→ PROBLEM TO SOLVE
Comb the records below for the string "document" and copy each line where it turns up.

→ Extracted data entries
-----
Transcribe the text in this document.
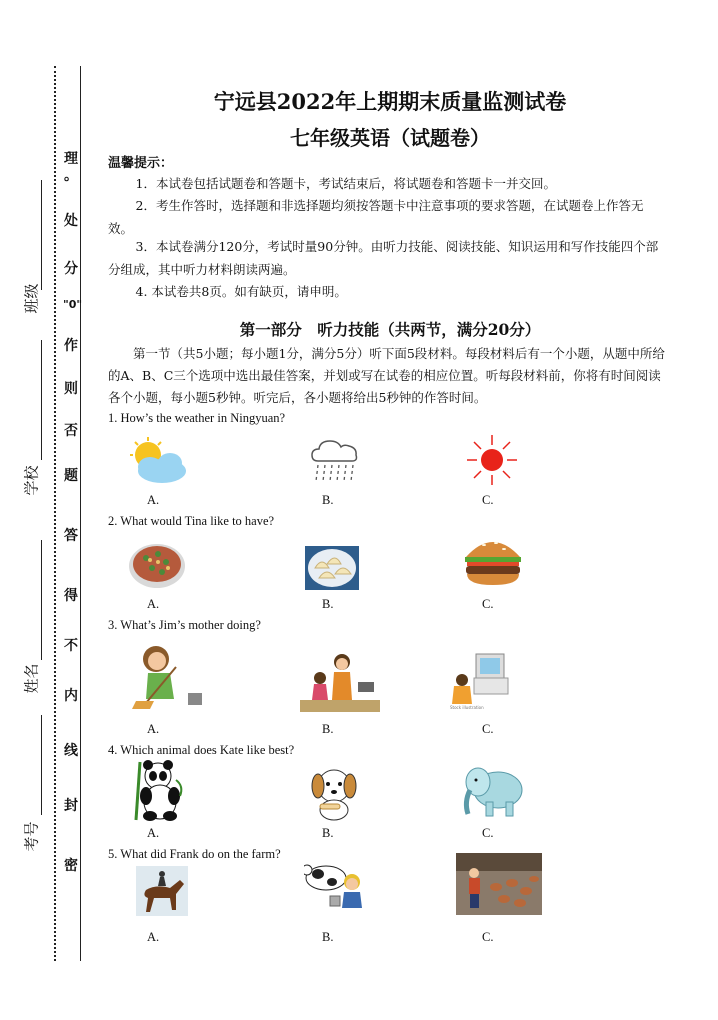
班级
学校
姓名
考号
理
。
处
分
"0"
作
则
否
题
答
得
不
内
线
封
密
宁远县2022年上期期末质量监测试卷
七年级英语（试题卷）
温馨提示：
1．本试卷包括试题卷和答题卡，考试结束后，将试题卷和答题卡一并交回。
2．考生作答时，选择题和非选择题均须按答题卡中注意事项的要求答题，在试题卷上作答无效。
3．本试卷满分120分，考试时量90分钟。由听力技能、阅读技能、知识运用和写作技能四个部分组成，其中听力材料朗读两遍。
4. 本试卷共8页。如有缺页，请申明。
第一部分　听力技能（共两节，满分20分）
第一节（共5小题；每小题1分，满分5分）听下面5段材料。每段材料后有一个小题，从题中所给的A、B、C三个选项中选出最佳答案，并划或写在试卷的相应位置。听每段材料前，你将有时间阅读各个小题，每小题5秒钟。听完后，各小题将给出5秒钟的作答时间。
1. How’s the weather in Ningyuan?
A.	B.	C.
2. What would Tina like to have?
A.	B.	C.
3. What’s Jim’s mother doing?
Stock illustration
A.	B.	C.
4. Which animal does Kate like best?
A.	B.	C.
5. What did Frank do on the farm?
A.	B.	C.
-----
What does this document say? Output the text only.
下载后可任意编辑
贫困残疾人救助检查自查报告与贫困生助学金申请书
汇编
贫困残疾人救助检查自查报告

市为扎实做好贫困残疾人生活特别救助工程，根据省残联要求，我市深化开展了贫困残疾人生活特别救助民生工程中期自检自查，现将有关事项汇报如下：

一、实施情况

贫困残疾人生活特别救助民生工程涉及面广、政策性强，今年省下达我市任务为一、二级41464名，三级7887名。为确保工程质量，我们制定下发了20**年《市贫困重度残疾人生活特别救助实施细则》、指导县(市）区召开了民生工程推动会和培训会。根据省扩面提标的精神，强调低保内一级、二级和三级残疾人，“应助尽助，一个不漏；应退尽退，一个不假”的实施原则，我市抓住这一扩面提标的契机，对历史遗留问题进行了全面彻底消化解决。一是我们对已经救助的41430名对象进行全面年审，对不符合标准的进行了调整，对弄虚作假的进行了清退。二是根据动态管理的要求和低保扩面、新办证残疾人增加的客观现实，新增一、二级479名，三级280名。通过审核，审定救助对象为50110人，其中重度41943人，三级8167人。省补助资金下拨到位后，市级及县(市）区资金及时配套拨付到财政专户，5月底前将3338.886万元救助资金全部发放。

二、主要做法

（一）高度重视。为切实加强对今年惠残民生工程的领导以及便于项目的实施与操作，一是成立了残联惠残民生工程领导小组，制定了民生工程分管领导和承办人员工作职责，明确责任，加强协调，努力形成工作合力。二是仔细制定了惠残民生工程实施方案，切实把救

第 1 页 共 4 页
-----
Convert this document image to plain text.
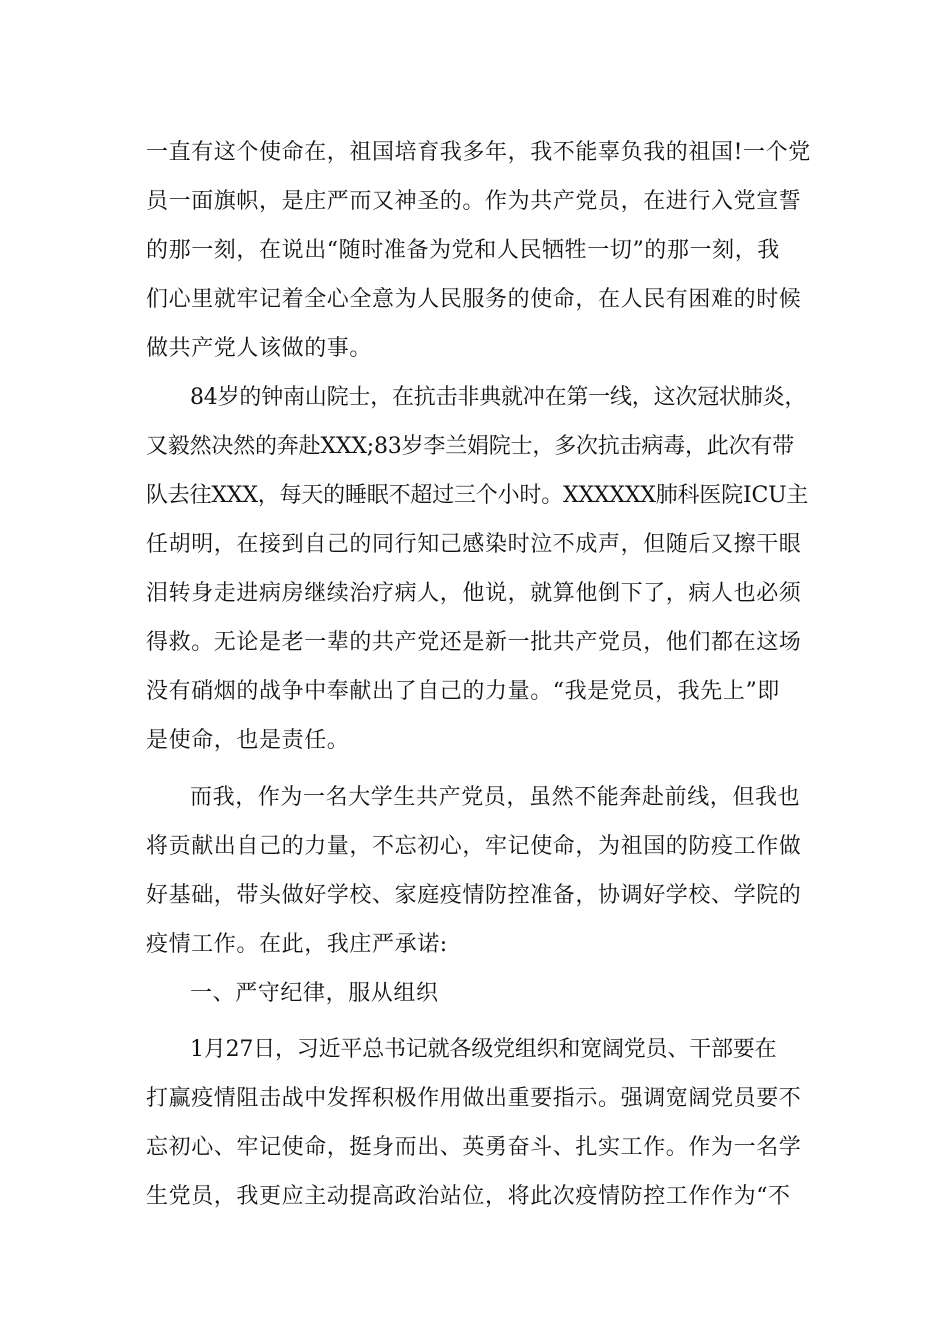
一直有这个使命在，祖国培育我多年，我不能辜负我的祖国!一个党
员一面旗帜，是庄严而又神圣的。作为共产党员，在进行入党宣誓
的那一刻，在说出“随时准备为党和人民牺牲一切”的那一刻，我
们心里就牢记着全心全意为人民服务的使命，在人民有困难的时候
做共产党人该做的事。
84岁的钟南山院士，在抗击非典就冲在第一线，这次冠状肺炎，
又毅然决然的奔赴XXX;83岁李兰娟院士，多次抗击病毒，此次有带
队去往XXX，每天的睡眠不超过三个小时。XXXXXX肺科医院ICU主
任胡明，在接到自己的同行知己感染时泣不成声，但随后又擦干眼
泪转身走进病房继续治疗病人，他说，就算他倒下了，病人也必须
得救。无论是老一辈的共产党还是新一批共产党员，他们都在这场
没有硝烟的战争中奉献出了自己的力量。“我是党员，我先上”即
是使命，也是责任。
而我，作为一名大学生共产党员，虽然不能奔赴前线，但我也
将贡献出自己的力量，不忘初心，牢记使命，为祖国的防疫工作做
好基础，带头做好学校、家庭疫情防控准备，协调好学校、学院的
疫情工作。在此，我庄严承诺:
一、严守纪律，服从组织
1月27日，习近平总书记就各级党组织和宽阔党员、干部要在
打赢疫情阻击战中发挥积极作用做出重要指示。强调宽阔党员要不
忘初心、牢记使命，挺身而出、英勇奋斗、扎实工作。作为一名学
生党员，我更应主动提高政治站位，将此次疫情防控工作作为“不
-----
→ RESPONSE
Transcribe the text in this document.
What does this document say? Output the text only.
Convert this document image to plain text.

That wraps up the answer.